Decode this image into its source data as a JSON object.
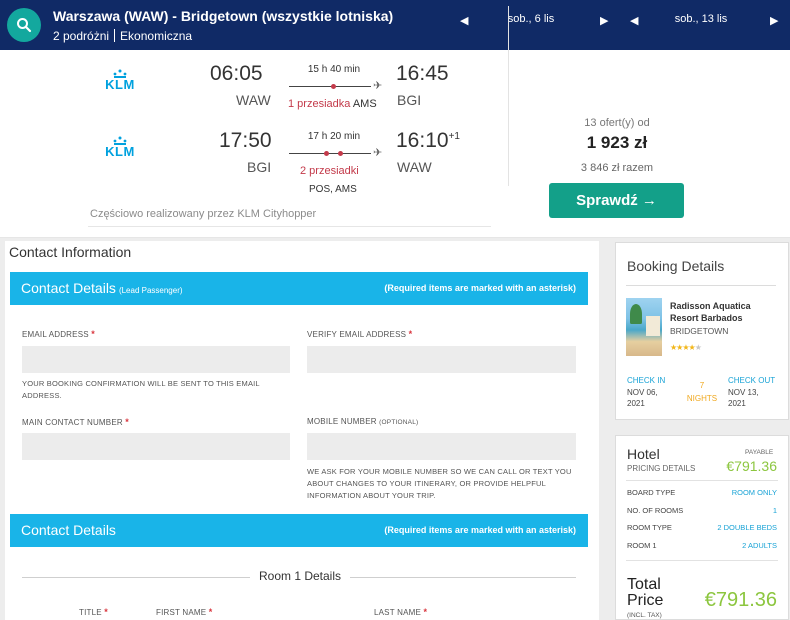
{
  "search": {
    "route": "Warszawa (WAW) - Bridgetown (wszystkie lotniska)",
    "travellers": "2 podróżni",
    "cabin": "Ekonomiczna",
    "depart_date": "sob., 6 lis",
    "return_date": "sob., 13 lis",
    "prev_arrow": "◀",
    "next_arrow": "▶"
  },
  "flight": {
    "airline": "KLM",
    "outbound": {
      "depart_time": "06:05",
      "depart_code": "WAW",
      "duration": "15 h 40 min",
      "stops": "1 przesiadka",
      "via": "AMS",
      "arrive_time": "16:45",
      "arrive_code": "BGI"
    },
    "inbound": {
      "depart_time": "17:50",
      "depart_code": "BGI",
      "duration": "17 h 20 min",
      "stops": "2 przesiadki",
      "via": "POS, AMS",
      "arrive_time": "16:10",
      "day_offset": "+1",
      "arrive_code": "WAW"
    },
    "operated_by": "Częściowo realizowany przez KLM Cityhopper",
    "offers": "13 ofert(y) od",
    "price": "1 923 zł",
    "total": "3 846 zł razem",
    "cta": "Sprawdź →"
  },
  "form": {
    "section_title": "Contact Information",
    "contact_bar": {
      "title": "Contact Details",
      "subtitle": "(Lead Passenger)",
      "required_note": "(Required items are marked with an asterisk)"
    },
    "email_label": "EMAIL ADDRESS",
    "verify_email_label": "VERIFY EMAIL ADDRESS",
    "email_note": "YOUR BOOKING CONFIRMATION WILL BE SENT TO THIS EMAIL ADDRESS.",
    "main_contact_label": "MAIN CONTACT NUMBER",
    "mobile_label": "MOBILE NUMBER",
    "mobile_optional": "(OPTIONAL)",
    "mobile_note": "WE ASK FOR YOUR MOBILE NUMBER SO WE CAN CALL OR TEXT YOU ABOUT CHANGES TO YOUR ITINERARY, OR PROVIDE HELPFUL INFORMATION ABOUT YOUR TRIP.",
    "asterisk": "*",
    "details_bar": {
      "title": "Contact Details",
      "required_note": "(Required items are marked with an asterisk)"
    },
    "room_title": "Room 1 Details",
    "title_label": "TITLE",
    "first_name_label": "FIRST NAME",
    "last_name_label": "LAST NAME"
  },
  "booking": {
    "title": "Booking Details",
    "hotel_name": "Radisson Aquatica Resort Barbados",
    "hotel_city": "BRIDGETOWN",
    "stars_on": "★★★★",
    "stars_off": "★",
    "star_rating": 4,
    "check_in_label": "CHECK IN",
    "check_in_date": "NOV 06, 2021",
    "nights_count": "7",
    "nights_label": "NIGHTS",
    "check_out_label": "CHECK OUT",
    "check_out_date": "NOV 13, 2021"
  },
  "pricing": {
    "title": "Hotel",
    "payable": "PAYABLE",
    "details_label": "PRICING DETAILS",
    "amount": "€791.36",
    "rows": [
      {
        "label": "BOARD TYPE",
        "value": "ROOM ONLY"
      },
      {
        "label": "NO. OF ROOMS",
        "value": "1"
      },
      {
        "label": "ROOM TYPE",
        "value": "2 DOUBLE BEDS"
      },
      {
        "label": "ROOM 1",
        "value": "2 ADULTS"
      }
    ],
    "total_label_1": "Total",
    "total_label_2": "Price",
    "incl_tax": "(INCL. TAX)",
    "total_amount": "€791.36"
  },
  "colors": {
    "topbar": "#102a66",
    "teal": "#13a089",
    "section_blue": "#19b4e8",
    "green_price": "#8cc63f",
    "stop_red": "#c33a4a"
  }
}
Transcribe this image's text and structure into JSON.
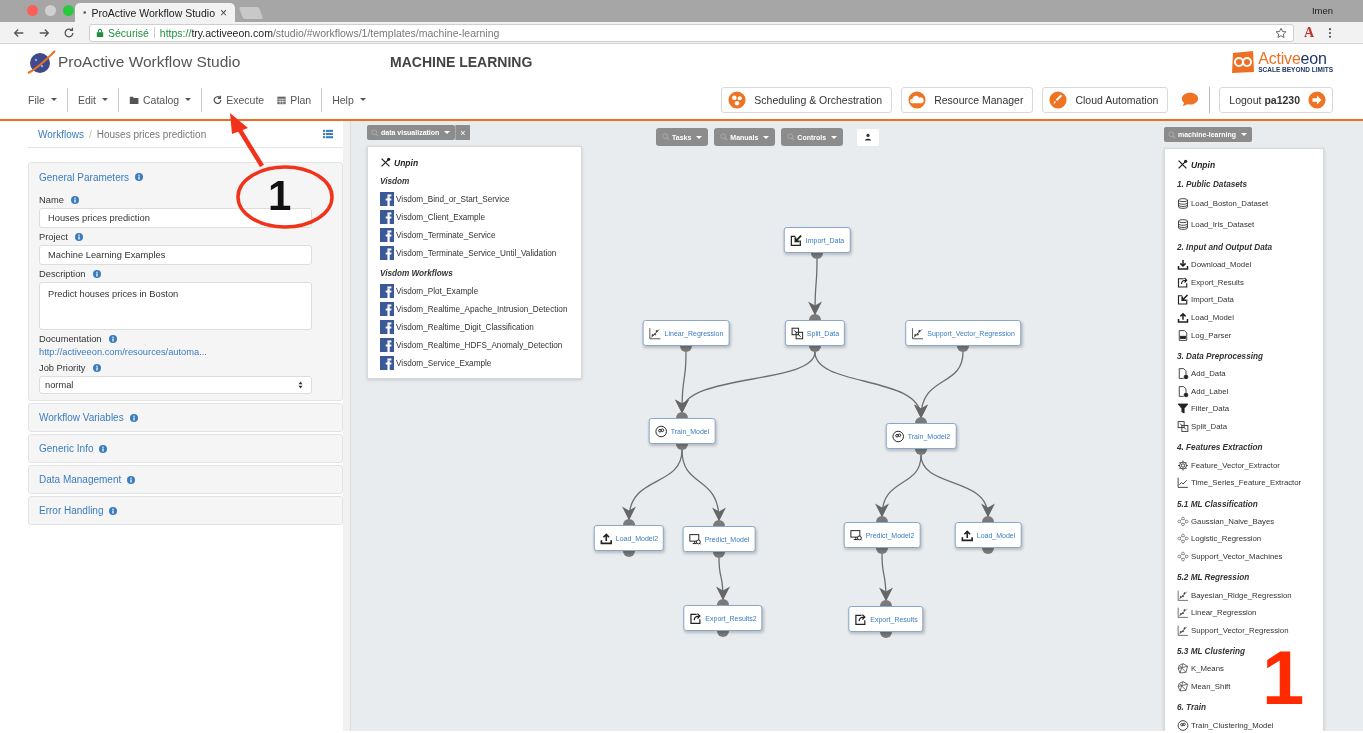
{
  "browser": {
    "tab_title": "ProActive Workflow Studio",
    "tab_close": "×",
    "secure_label": "Sécurisé",
    "url_scheme": "https://",
    "url_host": "try.activeeon.com",
    "url_path": "/studio/#workflows/1/templates/machine-learning",
    "extension": "A",
    "profile": "Imen"
  },
  "header": {
    "app_title": "ProActive Workflow Studio",
    "page_title": "MACHINE LEARNING",
    "brand": [
      "Active",
      "eon"
    ],
    "tagline": "SCALE BEYOND LIMITS"
  },
  "menu": [
    [
      {
        "label": "File",
        "kind": "plain",
        "dropdown": true
      }
    ],
    [
      {
        "label": "Edit",
        "kind": "plain",
        "dropdown": true
      }
    ],
    [
      {
        "label": "Catalog",
        "kind": "folder",
        "dropdown": true
      }
    ],
    [
      {
        "label": "Execute",
        "kind": "refresh",
        "dropdown": false
      },
      {
        "label": "Plan",
        "kind": "calendar",
        "dropdown": false
      }
    ],
    [
      {
        "label": "Help",
        "kind": "plain",
        "dropdown": true
      }
    ]
  ],
  "portals": [
    {
      "label": "Scheduling & Orchestration",
      "kind": "scheduling"
    },
    {
      "label": "Resource Manager",
      "kind": "resources"
    },
    {
      "label": "Cloud Automation",
      "kind": "automation"
    }
  ],
  "logout": {
    "label": "Logout",
    "user": "pa1230"
  },
  "breadcrumb": {
    "items": [
      "Workflows",
      "Houses prices prediction"
    ],
    "separator": "/"
  },
  "sections": [
    {
      "title": "General Parameters",
      "expanded": true,
      "fields": [
        {
          "label": "Name",
          "kind": "text",
          "value": "Houses prices prediction"
        },
        {
          "label": "Project",
          "kind": "text",
          "value": "Machine Learning Examples"
        },
        {
          "label": "Description",
          "kind": "textarea",
          "value": "Predict houses prices in Boston"
        },
        {
          "label": "Documentation",
          "kind": "link",
          "value": "http://activeeon.com/resources/automa..."
        },
        {
          "label": "Job Priority",
          "kind": "select",
          "value": "normal"
        }
      ]
    },
    {
      "title": "Workflow Variables",
      "expanded": false
    },
    {
      "title": "Generic Info",
      "expanded": false
    },
    {
      "title": "Data Management",
      "expanded": false
    },
    {
      "title": "Error Handling",
      "expanded": false
    }
  ],
  "left_palette": {
    "bucket": "data visualization",
    "close": "×",
    "unpin": "Unpin",
    "groups": [
      {
        "title": "Visdom",
        "items": [
          "Visdom_Bind_or_Start_Service",
          "Visdom_Client_Example",
          "Visdom_Terminate_Service",
          "Visdom_Terminate_Service_Until_Validation"
        ]
      },
      {
        "title": "Visdom Workflows",
        "items": [
          "Visdom_Plot_Example",
          "Visdom_Realtime_Apache_Intrusion_Detection",
          "Visdom_Realtime_Digit_Classification",
          "Visdom_Realtime_HDFS_Anomaly_Detection",
          "Visdom_Service_Example"
        ]
      }
    ]
  },
  "canvas_menus": [
    "Tasks",
    "Manuals",
    "Controls"
  ],
  "right_palette": {
    "bucket": "machine-learning",
    "unpin": "Unpin",
    "groups": [
      {
        "title": "1. Public Datasets",
        "items": [
          {
            "label": "Load_Boston_Dataset",
            "kind": "database"
          },
          {
            "label": "Load_Iris_Dataset",
            "kind": "database"
          }
        ]
      },
      {
        "title": "2. Input and Output Data",
        "items": [
          {
            "label": "Download_Model",
            "kind": "download"
          },
          {
            "label": "Export_Results",
            "kind": "export"
          },
          {
            "label": "Import_Data",
            "kind": "import"
          },
          {
            "label": "Load_Model",
            "kind": "upload"
          },
          {
            "label": "Log_Parser",
            "kind": "log"
          }
        ]
      },
      {
        "title": "3. Data Preprocessing",
        "items": [
          {
            "label": "Add_Data",
            "kind": "add"
          },
          {
            "label": "Add_Label",
            "kind": "add"
          },
          {
            "label": "Filter_Data",
            "kind": "filter"
          },
          {
            "label": "Split_Data",
            "kind": "split"
          }
        ]
      },
      {
        "title": "4. Features Extraction",
        "items": [
          {
            "label": "Feature_Vector_Extractor",
            "kind": "gear"
          },
          {
            "label": "Time_Series_Feature_Extractor",
            "kind": "timeseries"
          }
        ]
      },
      {
        "title": "5.1 ML Classification",
        "items": [
          {
            "label": "Gaussian_Naive_Bayes",
            "kind": "classifier"
          },
          {
            "label": "Logistic_Regression",
            "kind": "classifier"
          },
          {
            "label": "Support_Vector_Machines",
            "kind": "classifier"
          }
        ]
      },
      {
        "title": "5.2 ML Regression",
        "items": [
          {
            "label": "Bayesian_Ridge_Regression",
            "kind": "regression"
          },
          {
            "label": "Linear_Regression",
            "kind": "regression"
          },
          {
            "label": "Support_Vector_Regression",
            "kind": "regression"
          }
        ]
      },
      {
        "title": "5.3 ML Clustering",
        "items": [
          {
            "label": "K_Means",
            "kind": "cluster"
          },
          {
            "label": "Mean_Shift",
            "kind": "cluster"
          }
        ]
      },
      {
        "title": "6. Train",
        "items": [
          {
            "label": "Train_Clustering_Model",
            "kind": "train"
          }
        ]
      }
    ]
  },
  "workflow": {
    "nodes": [
      {
        "label": "Import_Data",
        "kind": "import"
      },
      {
        "label": "Linear_Regression",
        "kind": "regression"
      },
      {
        "label": "Split_Data",
        "kind": "split"
      },
      {
        "label": "Support_Vector_Regression",
        "kind": "regression"
      },
      {
        "label": "Train_Model",
        "kind": "train"
      },
      {
        "label": "Train_Model2",
        "kind": "train"
      },
      {
        "label": "Load_Model2",
        "kind": "upload"
      },
      {
        "label": "Predict_Model",
        "kind": "predict"
      },
      {
        "label": "Predict_Model2",
        "kind": "predict"
      },
      {
        "label": "Load_Model",
        "kind": "upload"
      },
      {
        "label": "Export_Results2",
        "kind": "export"
      },
      {
        "label": "Export_Results",
        "kind": "export"
      }
    ]
  },
  "annotations": {
    "circled_label": "1",
    "corner_label": "1"
  }
}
────────────────
■ EXERCISE DIRECTIONS
In the entries above, locate every line with the word "EMAIL" and copy it.

■ ANSWER BELOW
    "email_label": "EMAIL ADDRESS",
    "verify_email_label": "VERIFY EMAIL ADDRESS",
    "email_note": "YOUR BOOKING CONFIRMATION WILL BE SENT TO THIS EMAIL ADDRESS.",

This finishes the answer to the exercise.